To do: Look through the records below and collect all lines that hold the string "January".

(Data excerpts)
BEGIN
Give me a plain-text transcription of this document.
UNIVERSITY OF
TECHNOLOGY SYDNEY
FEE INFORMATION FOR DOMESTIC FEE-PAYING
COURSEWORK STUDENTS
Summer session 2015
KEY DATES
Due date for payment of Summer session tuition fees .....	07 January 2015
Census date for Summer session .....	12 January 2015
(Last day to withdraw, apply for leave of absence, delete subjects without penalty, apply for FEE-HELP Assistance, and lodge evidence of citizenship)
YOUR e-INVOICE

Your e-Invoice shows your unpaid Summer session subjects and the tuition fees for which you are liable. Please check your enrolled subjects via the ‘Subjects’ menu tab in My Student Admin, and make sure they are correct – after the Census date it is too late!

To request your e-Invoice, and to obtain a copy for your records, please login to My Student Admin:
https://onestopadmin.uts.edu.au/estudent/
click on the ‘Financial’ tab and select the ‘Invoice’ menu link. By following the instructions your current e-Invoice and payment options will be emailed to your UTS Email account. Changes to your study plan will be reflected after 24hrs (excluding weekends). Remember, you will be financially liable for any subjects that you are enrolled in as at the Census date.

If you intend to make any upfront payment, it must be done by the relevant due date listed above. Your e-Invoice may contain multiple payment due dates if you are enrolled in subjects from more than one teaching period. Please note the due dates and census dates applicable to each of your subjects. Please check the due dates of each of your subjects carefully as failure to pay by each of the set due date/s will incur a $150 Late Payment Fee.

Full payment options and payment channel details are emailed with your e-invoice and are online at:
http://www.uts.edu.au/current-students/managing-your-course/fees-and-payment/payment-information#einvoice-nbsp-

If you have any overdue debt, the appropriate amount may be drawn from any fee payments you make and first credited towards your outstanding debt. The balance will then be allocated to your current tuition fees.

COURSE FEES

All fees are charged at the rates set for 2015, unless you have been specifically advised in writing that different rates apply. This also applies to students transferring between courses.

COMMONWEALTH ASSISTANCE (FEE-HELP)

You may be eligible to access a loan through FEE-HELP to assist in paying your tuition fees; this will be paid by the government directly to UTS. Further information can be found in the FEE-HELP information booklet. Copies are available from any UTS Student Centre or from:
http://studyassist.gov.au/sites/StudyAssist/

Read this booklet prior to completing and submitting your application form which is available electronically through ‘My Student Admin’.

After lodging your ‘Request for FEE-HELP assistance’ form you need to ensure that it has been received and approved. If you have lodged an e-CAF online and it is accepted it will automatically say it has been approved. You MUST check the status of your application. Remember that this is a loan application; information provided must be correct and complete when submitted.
END
BEGIN
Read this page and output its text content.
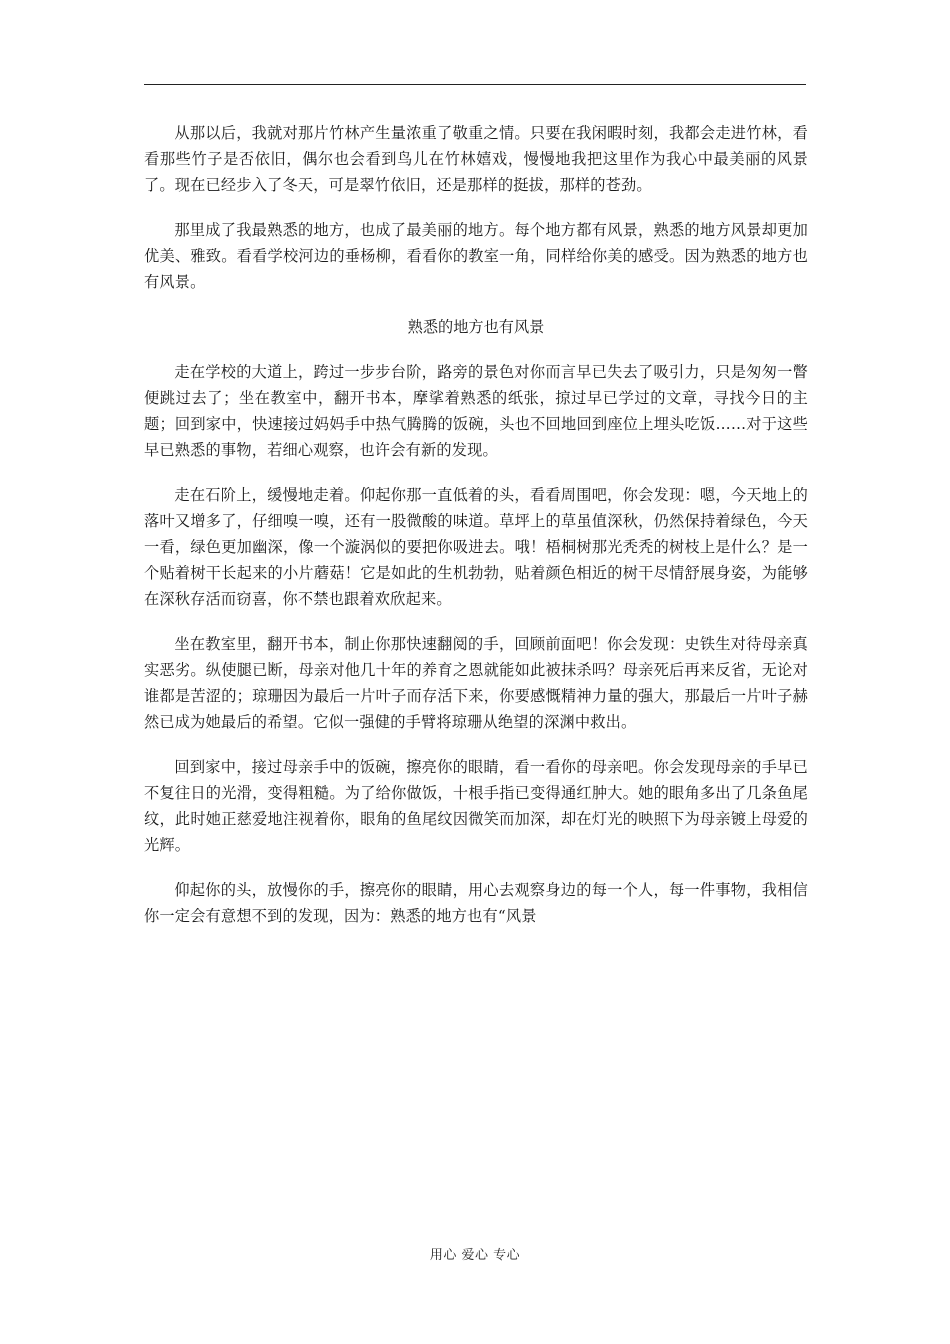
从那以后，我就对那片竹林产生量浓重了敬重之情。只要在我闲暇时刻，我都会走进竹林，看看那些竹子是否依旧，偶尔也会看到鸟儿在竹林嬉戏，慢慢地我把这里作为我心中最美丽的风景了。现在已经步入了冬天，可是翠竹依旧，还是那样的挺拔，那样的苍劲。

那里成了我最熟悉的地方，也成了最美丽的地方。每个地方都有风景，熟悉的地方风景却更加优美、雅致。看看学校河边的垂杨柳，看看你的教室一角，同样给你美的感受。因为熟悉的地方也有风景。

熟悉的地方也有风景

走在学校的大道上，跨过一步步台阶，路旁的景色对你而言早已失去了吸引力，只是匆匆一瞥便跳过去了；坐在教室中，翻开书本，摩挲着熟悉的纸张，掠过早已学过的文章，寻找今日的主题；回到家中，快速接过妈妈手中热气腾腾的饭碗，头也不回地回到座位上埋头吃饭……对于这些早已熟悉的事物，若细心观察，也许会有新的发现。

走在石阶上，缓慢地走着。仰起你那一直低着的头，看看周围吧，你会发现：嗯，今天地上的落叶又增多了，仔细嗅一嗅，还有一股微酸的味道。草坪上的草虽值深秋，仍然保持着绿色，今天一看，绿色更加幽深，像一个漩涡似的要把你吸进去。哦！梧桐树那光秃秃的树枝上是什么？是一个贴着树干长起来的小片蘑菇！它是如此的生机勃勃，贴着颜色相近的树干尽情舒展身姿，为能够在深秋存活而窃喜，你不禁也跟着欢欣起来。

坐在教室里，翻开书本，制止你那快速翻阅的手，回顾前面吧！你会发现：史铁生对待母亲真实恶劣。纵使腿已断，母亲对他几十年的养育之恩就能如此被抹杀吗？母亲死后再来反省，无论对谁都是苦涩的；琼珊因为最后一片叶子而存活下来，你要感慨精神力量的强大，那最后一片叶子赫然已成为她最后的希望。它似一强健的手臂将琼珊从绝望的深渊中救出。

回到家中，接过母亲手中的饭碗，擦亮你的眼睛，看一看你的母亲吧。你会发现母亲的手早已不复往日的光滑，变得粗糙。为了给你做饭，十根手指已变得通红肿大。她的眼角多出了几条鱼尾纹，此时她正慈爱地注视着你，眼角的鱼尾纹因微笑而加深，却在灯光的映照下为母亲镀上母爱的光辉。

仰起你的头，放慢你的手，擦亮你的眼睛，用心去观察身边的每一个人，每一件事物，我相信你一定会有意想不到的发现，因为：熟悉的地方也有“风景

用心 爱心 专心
END
Output of the task:
Due date for payment of Summer session tuition fees .....	07 January 2015
Census date for Summer session .....	12 January 2015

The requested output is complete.